→ **WHAT THE TASK ASKS**: Every line below is to be quoted exactly, with nothing added or dropped.
▬▬▬▬▬▬▬▬▬▬
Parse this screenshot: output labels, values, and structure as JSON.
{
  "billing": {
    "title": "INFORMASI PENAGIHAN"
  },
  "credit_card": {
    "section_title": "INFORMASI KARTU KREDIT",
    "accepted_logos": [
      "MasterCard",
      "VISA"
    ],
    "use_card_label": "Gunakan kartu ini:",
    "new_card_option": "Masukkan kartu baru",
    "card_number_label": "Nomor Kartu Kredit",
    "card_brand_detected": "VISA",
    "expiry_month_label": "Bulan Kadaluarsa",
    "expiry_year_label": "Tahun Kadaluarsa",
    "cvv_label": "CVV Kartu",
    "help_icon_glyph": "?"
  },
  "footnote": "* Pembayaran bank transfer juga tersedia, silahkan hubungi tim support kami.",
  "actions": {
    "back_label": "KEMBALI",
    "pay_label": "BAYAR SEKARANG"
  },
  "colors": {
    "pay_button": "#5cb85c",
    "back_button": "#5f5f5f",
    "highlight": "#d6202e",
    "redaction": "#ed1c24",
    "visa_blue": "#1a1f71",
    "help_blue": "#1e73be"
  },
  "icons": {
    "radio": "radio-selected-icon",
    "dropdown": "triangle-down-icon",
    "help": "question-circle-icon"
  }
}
▬▬▬▬▬▬▬▬▬▬
→ **EXERCISE RESULT**:
Parse this screenshot: output labels, values, and structure as JSON.
{
  "billing": {
    "title": "INFORMASI PENAGIHAN"
  },
  "credit_card": {
    "section_title": "INFORMASI KARTU KREDIT",
    "accepted_logos": [
      "MasterCard",
      "VISA"
    ],
    "use_card_label": "Gunakan kartu ini:",
    "new_card_option": "Masukkan kartu baru",
    "card_number_label": "Nomor Kartu Kredit",
    "card_brand_detected": "VISA",
    "expiry_month_label": "Bulan Kadaluarsa",
    "expiry_year_label": "Tahun Kadaluarsa",
    "cvv_label": "CVV Kartu",
    "help_icon_glyph": "?"
  },
  "footnote": "* Pembayaran bank transfer juga tersedia, silahkan hubungi tim support kami.",
  "actions": {
    "back_label": "KEMBALI",
    "pay_label": "BAYAR SEKARANG"
  },
  "colors": {
    "pay_button": "#5cb85c",
    "back_button": "#5f5f5f",
    "highlight": "#d6202e",
    "redaction": "#ed1c24",
    "visa_blue": "#1a1f71",
    "help_blue": "#1e73be"
  },
  "icons": {
    "radio": "radio-selected-icon",
    "dropdown": "triangle-down-icon",
    "help": "question-circle-icon"
  }
}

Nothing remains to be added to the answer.